◆ **AIM**: Search the data below for the word "ylabel" and copy each line that holds it.

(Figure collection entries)
==================================================

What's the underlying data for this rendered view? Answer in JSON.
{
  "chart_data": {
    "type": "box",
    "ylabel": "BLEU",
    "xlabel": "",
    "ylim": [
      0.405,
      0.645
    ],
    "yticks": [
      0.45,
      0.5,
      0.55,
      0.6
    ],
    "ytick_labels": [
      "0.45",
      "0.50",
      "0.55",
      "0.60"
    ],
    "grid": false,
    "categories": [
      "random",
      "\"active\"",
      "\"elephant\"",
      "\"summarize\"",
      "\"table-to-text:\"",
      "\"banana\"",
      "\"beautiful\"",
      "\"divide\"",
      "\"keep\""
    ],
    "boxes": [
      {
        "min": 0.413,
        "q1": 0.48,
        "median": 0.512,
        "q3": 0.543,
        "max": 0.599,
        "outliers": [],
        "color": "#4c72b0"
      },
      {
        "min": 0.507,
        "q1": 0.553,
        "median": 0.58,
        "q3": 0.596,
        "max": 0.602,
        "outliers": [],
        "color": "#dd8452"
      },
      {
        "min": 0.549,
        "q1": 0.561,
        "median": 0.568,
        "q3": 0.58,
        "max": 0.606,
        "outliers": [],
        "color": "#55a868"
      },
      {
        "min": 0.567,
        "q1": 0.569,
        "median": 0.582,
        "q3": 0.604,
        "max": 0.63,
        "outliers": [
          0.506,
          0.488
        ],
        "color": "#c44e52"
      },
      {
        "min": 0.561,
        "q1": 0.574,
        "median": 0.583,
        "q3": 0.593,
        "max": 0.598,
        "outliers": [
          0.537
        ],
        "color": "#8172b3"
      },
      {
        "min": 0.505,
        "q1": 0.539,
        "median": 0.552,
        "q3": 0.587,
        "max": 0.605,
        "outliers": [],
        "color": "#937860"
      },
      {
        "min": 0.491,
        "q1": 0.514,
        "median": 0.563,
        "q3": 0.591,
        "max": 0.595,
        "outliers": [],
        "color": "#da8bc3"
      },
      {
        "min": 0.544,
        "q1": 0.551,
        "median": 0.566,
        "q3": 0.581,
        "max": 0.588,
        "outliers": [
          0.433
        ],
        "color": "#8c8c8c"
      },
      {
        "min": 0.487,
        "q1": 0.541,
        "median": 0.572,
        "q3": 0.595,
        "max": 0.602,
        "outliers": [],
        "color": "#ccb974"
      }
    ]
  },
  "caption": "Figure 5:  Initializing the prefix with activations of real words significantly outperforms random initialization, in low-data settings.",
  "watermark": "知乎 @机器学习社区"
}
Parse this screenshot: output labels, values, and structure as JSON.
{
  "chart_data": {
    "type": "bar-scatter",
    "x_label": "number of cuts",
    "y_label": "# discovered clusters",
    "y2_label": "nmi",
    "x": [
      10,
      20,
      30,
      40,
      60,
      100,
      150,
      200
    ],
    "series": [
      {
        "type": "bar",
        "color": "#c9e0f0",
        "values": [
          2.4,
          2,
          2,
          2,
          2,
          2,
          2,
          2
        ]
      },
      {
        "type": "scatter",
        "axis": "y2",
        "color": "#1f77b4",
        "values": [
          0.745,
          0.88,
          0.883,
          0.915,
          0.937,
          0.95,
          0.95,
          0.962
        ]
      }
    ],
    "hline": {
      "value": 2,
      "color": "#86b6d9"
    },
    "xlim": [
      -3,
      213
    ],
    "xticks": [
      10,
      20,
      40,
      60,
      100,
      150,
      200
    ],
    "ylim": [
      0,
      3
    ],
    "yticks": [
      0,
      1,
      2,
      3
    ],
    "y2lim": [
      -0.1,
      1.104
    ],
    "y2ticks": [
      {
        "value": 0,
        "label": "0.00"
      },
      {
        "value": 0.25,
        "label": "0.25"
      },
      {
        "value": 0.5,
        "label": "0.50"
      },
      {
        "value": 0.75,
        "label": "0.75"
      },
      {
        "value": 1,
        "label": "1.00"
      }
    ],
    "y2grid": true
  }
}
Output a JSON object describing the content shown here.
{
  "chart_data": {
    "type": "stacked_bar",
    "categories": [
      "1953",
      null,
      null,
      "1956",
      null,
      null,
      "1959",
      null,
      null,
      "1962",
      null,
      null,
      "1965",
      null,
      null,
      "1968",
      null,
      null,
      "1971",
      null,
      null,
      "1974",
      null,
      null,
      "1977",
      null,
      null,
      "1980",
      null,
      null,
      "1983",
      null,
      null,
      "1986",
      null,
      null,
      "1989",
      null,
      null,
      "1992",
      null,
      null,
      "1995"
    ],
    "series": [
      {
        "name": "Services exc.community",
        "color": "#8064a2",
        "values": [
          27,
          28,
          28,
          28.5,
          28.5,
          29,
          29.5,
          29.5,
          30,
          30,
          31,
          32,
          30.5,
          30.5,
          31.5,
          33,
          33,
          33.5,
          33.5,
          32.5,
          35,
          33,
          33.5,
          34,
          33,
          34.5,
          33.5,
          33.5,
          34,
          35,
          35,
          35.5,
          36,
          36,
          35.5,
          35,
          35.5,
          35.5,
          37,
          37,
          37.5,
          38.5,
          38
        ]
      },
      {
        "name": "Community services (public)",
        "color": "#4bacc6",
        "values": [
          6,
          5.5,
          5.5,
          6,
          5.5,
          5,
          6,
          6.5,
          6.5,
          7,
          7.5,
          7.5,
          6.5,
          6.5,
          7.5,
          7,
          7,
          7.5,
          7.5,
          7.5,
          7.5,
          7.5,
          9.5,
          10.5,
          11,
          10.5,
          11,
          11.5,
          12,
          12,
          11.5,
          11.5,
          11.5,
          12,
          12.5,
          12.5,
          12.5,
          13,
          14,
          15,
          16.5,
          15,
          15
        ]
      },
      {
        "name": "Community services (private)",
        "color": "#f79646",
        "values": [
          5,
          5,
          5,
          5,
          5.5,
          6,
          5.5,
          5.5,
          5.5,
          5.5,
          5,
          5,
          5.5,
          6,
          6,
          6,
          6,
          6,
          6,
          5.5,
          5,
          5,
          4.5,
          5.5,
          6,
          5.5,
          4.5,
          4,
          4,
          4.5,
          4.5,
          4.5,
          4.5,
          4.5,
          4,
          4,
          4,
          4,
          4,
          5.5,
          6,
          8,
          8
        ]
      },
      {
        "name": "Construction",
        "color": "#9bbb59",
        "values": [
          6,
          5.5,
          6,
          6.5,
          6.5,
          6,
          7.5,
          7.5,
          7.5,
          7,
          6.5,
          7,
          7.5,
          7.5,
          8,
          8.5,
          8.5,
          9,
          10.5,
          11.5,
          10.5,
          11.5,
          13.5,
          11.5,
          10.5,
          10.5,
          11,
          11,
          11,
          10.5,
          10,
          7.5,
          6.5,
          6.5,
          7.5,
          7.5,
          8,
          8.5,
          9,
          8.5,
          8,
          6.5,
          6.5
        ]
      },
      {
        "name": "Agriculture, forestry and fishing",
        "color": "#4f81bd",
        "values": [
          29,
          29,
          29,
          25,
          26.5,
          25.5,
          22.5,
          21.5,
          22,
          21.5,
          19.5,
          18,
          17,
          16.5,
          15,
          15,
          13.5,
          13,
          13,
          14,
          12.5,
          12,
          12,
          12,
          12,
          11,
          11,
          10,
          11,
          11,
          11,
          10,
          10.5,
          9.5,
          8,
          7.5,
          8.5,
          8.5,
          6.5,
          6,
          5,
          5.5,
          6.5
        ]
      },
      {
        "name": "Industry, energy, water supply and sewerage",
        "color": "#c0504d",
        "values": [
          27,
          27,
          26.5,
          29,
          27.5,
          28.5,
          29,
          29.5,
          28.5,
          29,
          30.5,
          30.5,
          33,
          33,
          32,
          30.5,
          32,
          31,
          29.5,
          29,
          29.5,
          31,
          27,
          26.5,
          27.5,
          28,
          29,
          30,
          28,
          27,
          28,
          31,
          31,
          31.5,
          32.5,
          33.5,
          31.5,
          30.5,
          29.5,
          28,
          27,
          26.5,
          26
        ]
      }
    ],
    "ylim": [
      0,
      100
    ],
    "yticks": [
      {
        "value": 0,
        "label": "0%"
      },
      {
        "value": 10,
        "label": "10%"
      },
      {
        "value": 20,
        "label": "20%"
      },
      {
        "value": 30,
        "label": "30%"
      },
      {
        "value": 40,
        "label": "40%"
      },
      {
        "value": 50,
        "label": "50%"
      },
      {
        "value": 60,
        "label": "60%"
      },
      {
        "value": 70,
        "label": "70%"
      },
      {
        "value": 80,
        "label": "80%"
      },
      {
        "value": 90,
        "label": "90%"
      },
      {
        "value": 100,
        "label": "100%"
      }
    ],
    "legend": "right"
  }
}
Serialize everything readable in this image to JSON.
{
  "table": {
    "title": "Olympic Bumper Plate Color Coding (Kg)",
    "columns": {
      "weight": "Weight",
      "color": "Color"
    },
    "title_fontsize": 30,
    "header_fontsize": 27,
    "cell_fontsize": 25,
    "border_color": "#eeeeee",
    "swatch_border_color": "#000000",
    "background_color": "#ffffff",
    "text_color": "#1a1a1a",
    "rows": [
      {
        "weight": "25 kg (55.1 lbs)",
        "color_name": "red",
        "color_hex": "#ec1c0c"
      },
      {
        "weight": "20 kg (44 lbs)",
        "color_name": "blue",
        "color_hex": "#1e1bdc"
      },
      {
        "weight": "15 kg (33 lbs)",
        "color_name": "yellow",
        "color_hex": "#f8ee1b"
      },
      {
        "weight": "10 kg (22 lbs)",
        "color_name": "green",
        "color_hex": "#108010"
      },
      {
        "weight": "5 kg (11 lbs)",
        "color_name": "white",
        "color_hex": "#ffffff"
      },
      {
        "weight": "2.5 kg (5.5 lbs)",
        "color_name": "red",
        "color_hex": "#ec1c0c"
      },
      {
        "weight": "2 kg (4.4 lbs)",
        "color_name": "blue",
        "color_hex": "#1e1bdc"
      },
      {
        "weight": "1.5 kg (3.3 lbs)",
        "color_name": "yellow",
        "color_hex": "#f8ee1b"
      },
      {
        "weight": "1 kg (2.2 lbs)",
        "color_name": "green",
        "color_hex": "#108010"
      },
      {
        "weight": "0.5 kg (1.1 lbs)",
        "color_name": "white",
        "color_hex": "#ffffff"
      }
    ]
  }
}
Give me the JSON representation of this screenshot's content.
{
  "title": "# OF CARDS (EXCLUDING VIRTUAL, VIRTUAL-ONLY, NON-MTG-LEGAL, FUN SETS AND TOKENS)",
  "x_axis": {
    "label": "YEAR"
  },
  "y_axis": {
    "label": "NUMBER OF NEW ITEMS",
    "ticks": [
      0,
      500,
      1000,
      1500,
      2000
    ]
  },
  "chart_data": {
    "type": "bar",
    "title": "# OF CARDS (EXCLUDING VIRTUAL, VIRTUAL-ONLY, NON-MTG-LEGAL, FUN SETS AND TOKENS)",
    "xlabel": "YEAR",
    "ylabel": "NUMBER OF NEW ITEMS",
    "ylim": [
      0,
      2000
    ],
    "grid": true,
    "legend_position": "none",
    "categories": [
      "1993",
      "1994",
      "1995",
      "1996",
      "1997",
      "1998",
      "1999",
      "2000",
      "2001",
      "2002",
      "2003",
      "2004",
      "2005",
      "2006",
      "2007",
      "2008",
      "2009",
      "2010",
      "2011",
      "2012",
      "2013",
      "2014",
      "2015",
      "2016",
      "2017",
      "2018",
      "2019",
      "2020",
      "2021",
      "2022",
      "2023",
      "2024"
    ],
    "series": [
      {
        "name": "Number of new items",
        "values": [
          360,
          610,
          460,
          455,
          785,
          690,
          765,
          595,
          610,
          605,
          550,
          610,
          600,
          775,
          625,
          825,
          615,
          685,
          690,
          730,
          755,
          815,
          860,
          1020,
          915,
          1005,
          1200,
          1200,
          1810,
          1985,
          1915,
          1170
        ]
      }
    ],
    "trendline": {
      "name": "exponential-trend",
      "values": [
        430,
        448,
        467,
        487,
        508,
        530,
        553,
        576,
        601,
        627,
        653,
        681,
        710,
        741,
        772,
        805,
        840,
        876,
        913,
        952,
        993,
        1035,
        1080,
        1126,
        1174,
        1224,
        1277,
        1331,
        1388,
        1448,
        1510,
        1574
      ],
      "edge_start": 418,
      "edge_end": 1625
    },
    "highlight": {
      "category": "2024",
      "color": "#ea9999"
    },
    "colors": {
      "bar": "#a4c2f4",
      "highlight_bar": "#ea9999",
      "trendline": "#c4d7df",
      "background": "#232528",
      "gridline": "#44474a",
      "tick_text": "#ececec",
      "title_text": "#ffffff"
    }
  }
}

==================================================

◆ **REPLY TO THE TASK**:
    "ylabel": "BLEU",
    "ylabel": "NUMBER OF NEW ITEMS",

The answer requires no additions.